* **Task directions**:
The records below are to be copied word for word, with every picture left out.

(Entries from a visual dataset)
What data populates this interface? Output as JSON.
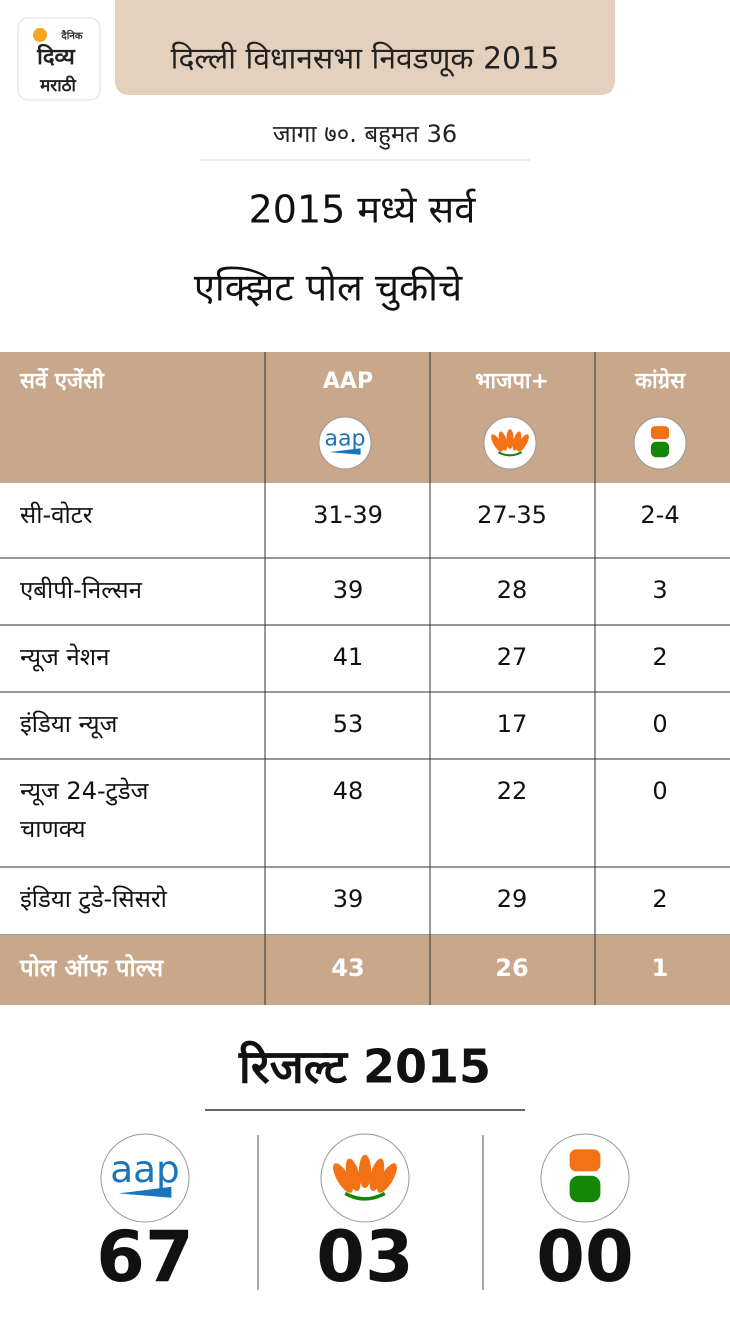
{
  "logo": {
    "small": "दैनिक",
    "line1": "दिव्य",
    "line2": "मराठी"
  },
  "header": {
    "title": "दिल्ली विधानसभा निवडणूक 2015",
    "subtitle": "जागा ७०. बहुमत 36",
    "headline": [
      "2015 मध्ये सर्व",
      "एक्झिट पोल चुकीचे"
    ]
  },
  "table": {
    "columns": [
      "सर्वे एजेंसी",
      "AAP",
      "भाजपा+",
      "कांग्रेस"
    ],
    "aap_logo_text": "aap",
    "rows": [
      [
        "सी-वोटर",
        "31-39",
        "27-35",
        "2-4"
      ],
      [
        "एबीपी-निल्सन",
        "39",
        "28",
        "3"
      ],
      [
        "न्यूज नेशन",
        "41",
        "27",
        "2"
      ],
      [
        "इंडिया न्यूज",
        "53",
        "17",
        "0"
      ],
      [
        "न्यूज 24-टुडेज चाणक्य",
        "48",
        "22",
        "0"
      ],
      [
        "इंडिया टुडे-सिसरो",
        "39",
        "29",
        "2"
      ]
    ],
    "footer": [
      "पोल ऑफ पोल्स",
      "43",
      "26",
      "1"
    ]
  },
  "result": {
    "title": "रिजल्ट 2015",
    "values": [
      "67",
      "03",
      "00"
    ]
  }
}
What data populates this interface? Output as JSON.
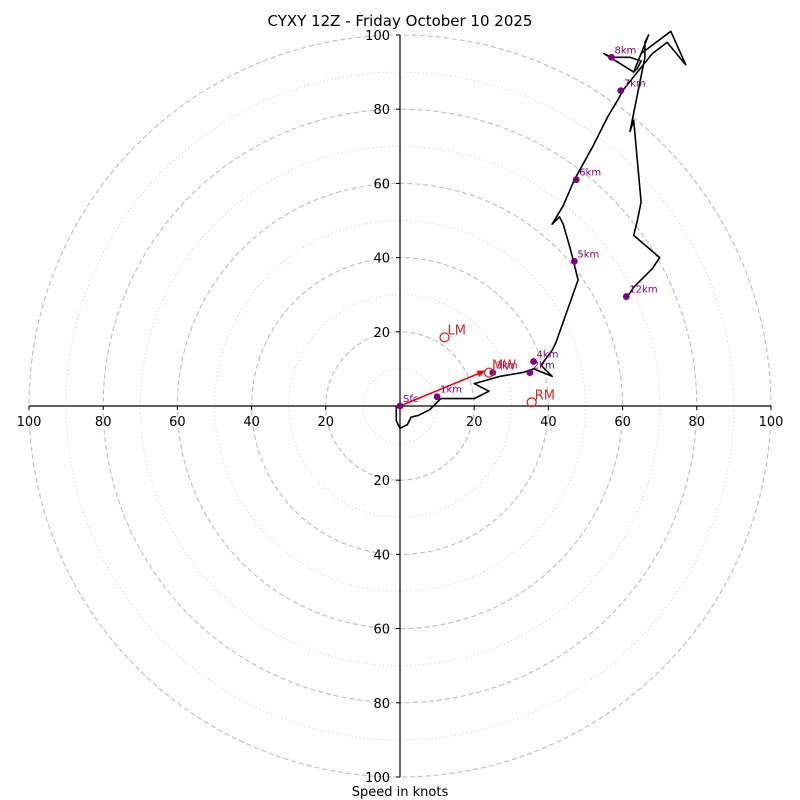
{
  "chart_data": {
    "type": "hodograph",
    "title": "CYXY 12Z - Friday October 10 2025",
    "xlabel": "Speed in knots",
    "ylabel": "",
    "xlim": [
      -100,
      100
    ],
    "ylim": [
      -100,
      100
    ],
    "major_rings": [
      20,
      40,
      60,
      80,
      100
    ],
    "minor_rings": [
      10,
      30,
      50,
      70,
      90
    ],
    "x_ticks": [
      {
        "value": -100,
        "label": "100"
      },
      {
        "value": -80,
        "label": "80"
      },
      {
        "value": -60,
        "label": "60"
      },
      {
        "value": -40,
        "label": "40"
      },
      {
        "value": -20,
        "label": "20"
      },
      {
        "value": 20,
        "label": "20"
      },
      {
        "value": 40,
        "label": "40"
      },
      {
        "value": 60,
        "label": "60"
      },
      {
        "value": 80,
        "label": "80"
      },
      {
        "value": 100,
        "label": "100"
      }
    ],
    "y_ticks": [
      {
        "value": 100,
        "label": "100"
      },
      {
        "value": 80,
        "label": "80"
      },
      {
        "value": 60,
        "label": "60"
      },
      {
        "value": 40,
        "label": "40"
      },
      {
        "value": 20,
        "label": "20"
      },
      {
        "value": -20,
        "label": "20"
      },
      {
        "value": -40,
        "label": "40"
      },
      {
        "value": -60,
        "label": "60"
      },
      {
        "value": -80,
        "label": "80"
      },
      {
        "value": -100,
        "label": "100"
      }
    ],
    "trace": [
      [
        -1,
        0
      ],
      [
        -1,
        -4
      ],
      [
        0,
        -6
      ],
      [
        2,
        -5
      ],
      [
        3,
        -3
      ],
      [
        5,
        -2.5
      ],
      [
        6,
        -2
      ],
      [
        8,
        -1
      ],
      [
        9,
        0
      ],
      [
        10,
        1
      ],
      [
        11,
        2
      ],
      [
        20,
        2
      ],
      [
        24,
        4
      ],
      [
        20,
        6
      ],
      [
        27,
        8
      ],
      [
        33,
        9
      ],
      [
        36,
        10
      ],
      [
        41,
        8
      ],
      [
        38,
        11
      ],
      [
        41,
        15
      ],
      [
        42,
        17
      ],
      [
        48,
        34
      ],
      [
        46,
        42
      ],
      [
        44,
        49
      ],
      [
        43,
        51
      ],
      [
        41,
        49
      ],
      [
        44,
        54
      ],
      [
        47,
        61
      ],
      [
        52,
        70
      ],
      [
        56,
        78
      ],
      [
        59,
        83
      ],
      [
        60,
        85
      ],
      [
        64,
        90
      ],
      [
        68,
        95
      ],
      [
        72,
        98
      ],
      [
        77,
        92
      ],
      [
        73,
        101
      ],
      [
        65,
        95
      ],
      [
        63,
        90
      ],
      [
        64,
        91
      ],
      [
        65,
        93
      ],
      [
        62,
        94
      ],
      [
        57,
        94
      ],
      [
        55,
        95
      ],
      [
        63,
        90
      ],
      [
        65,
        95
      ],
      [
        67,
        100
      ],
      [
        66,
        98
      ],
      [
        66,
        94
      ],
      [
        62,
        74
      ],
      [
        63,
        77
      ],
      [
        65,
        55
      ],
      [
        64,
        50
      ],
      [
        63,
        46
      ],
      [
        70,
        40
      ],
      [
        68,
        37
      ],
      [
        66,
        35
      ],
      [
        63,
        32
      ],
      [
        61,
        29
      ]
    ],
    "height_markers": [
      {
        "label": "Sfc",
        "x": 0,
        "y": 0
      },
      {
        "label": "1km",
        "x": 10,
        "y": 2.5
      },
      {
        "label": "3km",
        "x": 25,
        "y": 9
      },
      {
        "label": "2km",
        "x": 35,
        "y": 9
      },
      {
        "label": "4km",
        "x": 36,
        "y": 12
      },
      {
        "label": "5km",
        "x": 47,
        "y": 39
      },
      {
        "label": "6km",
        "x": 47.5,
        "y": 61
      },
      {
        "label": "7km",
        "x": 59.5,
        "y": 85
      },
      {
        "label": "8km",
        "x": 57,
        "y": 94
      },
      {
        "label": "12km",
        "x": 61,
        "y": 29.5
      }
    ],
    "storm_motions": [
      {
        "label": "LM",
        "x": 12,
        "y": 18.5
      },
      {
        "label": "MW",
        "x": 24,
        "y": 9
      },
      {
        "label": "RM",
        "x": 35.5,
        "y": 1
      }
    ],
    "arrow": {
      "from": [
        0,
        0
      ],
      "to": [
        23,
        9.5
      ]
    },
    "colors": {
      "trace": "#000000",
      "marker": "#800080",
      "motion": "#d62728",
      "arrow": "#ff0000",
      "major_grid": "#bfbfbf",
      "minor_grid": "#cccccc"
    }
  }
}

* **Result for this task**:
What data populates this interface? Output as JSON.
{
  "logo": {
    "small": "दैनिक",
    "line1": "दिव्य",
    "line2": "मराठी"
  },
  "header": {
    "title": "दिल्ली विधानसभा निवडणूक 2015",
    "subtitle": "जागा ७०. बहुमत 36",
    "headline": [
      "2015 मध्ये सर्व",
      "एक्झिट पोल चुकीचे"
    ]
  },
  "table": {
    "columns": [
      "सर्वे एजेंसी",
      "AAP",
      "भाजपा+",
      "कांग्रेस"
    ],
    "aap_logo_text": "aap",
    "rows": [
      [
        "सी-वोटर",
        "31-39",
        "27-35",
        "2-4"
      ],
      [
        "एबीपी-निल्सन",
        "39",
        "28",
        "3"
      ],
      [
        "न्यूज नेशन",
        "41",
        "27",
        "2"
      ],
      [
        "इंडिया न्यूज",
        "53",
        "17",
        "0"
      ],
      [
        "न्यूज 24-टुडेज चाणक्य",
        "48",
        "22",
        "0"
      ],
      [
        "इंडिया टुडे-सिसरो",
        "39",
        "29",
        "2"
      ]
    ],
    "footer": [
      "पोल ऑफ पोल्स",
      "43",
      "26",
      "1"
    ]
  },
  "result": {
    "title": "रिजल्ट 2015",
    "values": [
      "67",
      "03",
      "00"
    ]
  }
}
What data populates this interface? Output as JSON.
{
  "chart_data": {
    "type": "hodograph",
    "title": "CYXY 12Z - Friday October 10 2025",
    "xlabel": "Speed in knots",
    "ylabel": "",
    "xlim": [
      -100,
      100
    ],
    "ylim": [
      -100,
      100
    ],
    "major_rings": [
      20,
      40,
      60,
      80,
      100
    ],
    "minor_rings": [
      10,
      30,
      50,
      70,
      90
    ],
    "x_ticks": [
      {
        "value": -100,
        "label": "100"
      },
      {
        "value": -80,
        "label": "80"
      },
      {
        "value": -60,
        "label": "60"
      },
      {
        "value": -40,
        "label": "40"
      },
      {
        "value": -20,
        "label": "20"
      },
      {
        "value": 20,
        "label": "20"
      },
      {
        "value": 40,
        "label": "40"
      },
      {
        "value": 60,
        "label": "60"
      },
      {
        "value": 80,
        "label": "80"
      },
      {
        "value": 100,
        "label": "100"
      }
    ],
    "y_ticks": [
      {
        "value": 100,
        "label": "100"
      },
      {
        "value": 80,
        "label": "80"
      },
      {
        "value": 60,
        "label": "60"
      },
      {
        "value": 40,
        "label": "40"
      },
      {
        "value": 20,
        "label": "20"
      },
      {
        "value": -20,
        "label": "20"
      },
      {
        "value": -40,
        "label": "40"
      },
      {
        "value": -60,
        "label": "60"
      },
      {
        "value": -80,
        "label": "80"
      },
      {
        "value": -100,
        "label": "100"
      }
    ],
    "trace": [
      [
        -1,
        0
      ],
      [
        -1,
        -4
      ],
      [
        0,
        -6
      ],
      [
        2,
        -5
      ],
      [
        3,
        -3
      ],
      [
        5,
        -2.5
      ],
      [
        6,
        -2
      ],
      [
        8,
        -1
      ],
      [
        9,
        0
      ],
      [
        10,
        1
      ],
      [
        11,
        2
      ],
      [
        20,
        2
      ],
      [
        24,
        4
      ],
      [
        20,
        6
      ],
      [
        27,
        8
      ],
      [
        33,
        9
      ],
      [
        36,
        10
      ],
      [
        41,
        8
      ],
      [
        38,
        11
      ],
      [
        41,
        15
      ],
      [
        42,
        17
      ],
      [
        48,
        34
      ],
      [
        46,
        42
      ],
      [
        44,
        49
      ],
      [
        43,
        51
      ],
      [
        41,
        49
      ],
      [
        44,
        54
      ],
      [
        47,
        61
      ],
      [
        52,
        70
      ],
      [
        56,
        78
      ],
      [
        59,
        83
      ],
      [
        60,
        85
      ],
      [
        64,
        90
      ],
      [
        68,
        95
      ],
      [
        72,
        98
      ],
      [
        77,
        92
      ],
      [
        73,
        101
      ],
      [
        65,
        95
      ],
      [
        63,
        90
      ],
      [
        64,
        91
      ],
      [
        65,
        93
      ],
      [
        62,
        94
      ],
      [
        57,
        94
      ],
      [
        55,
        95
      ],
      [
        63,
        90
      ],
      [
        65,
        95
      ],
      [
        67,
        100
      ],
      [
        66,
        98
      ],
      [
        66,
        94
      ],
      [
        62,
        74
      ],
      [
        63,
        77
      ],
      [
        65,
        55
      ],
      [
        64,
        50
      ],
      [
        63,
        46
      ],
      [
        70,
        40
      ],
      [
        68,
        37
      ],
      [
        66,
        35
      ],
      [
        63,
        32
      ],
      [
        61,
        29
      ]
    ],
    "height_markers": [
      {
        "label": "Sfc",
        "x": 0,
        "y": 0
      },
      {
        "label": "1km",
        "x": 10,
        "y": 2.5
      },
      {
        "label": "3km",
        "x": 25,
        "y": 9
      },
      {
        "label": "2km",
        "x": 35,
        "y": 9
      },
      {
        "label": "4km",
        "x": 36,
        "y": 12
      },
      {
        "label": "5km",
        "x": 47,
        "y": 39
      },
      {
        "label": "6km",
        "x": 47.5,
        "y": 61
      },
      {
        "label": "7km",
        "x": 59.5,
        "y": 85
      },
      {
        "label": "8km",
        "x": 57,
        "y": 94
      },
      {
        "label": "12km",
        "x": 61,
        "y": 29.5
      }
    ],
    "storm_motions": [
      {
        "label": "LM",
        "x": 12,
        "y": 18.5
      },
      {
        "label": "MW",
        "x": 24,
        "y": 9
      },
      {
        "label": "RM",
        "x": 35.5,
        "y": 1
      }
    ],
    "arrow": {
      "from": [
        0,
        0
      ],
      "to": [
        23,
        9.5
      ]
    },
    "colors": {
      "trace": "#000000",
      "marker": "#800080",
      "motion": "#d62728",
      "arrow": "#ff0000",
      "major_grid": "#bfbfbf",
      "minor_grid": "#cccccc"
    }
  }
}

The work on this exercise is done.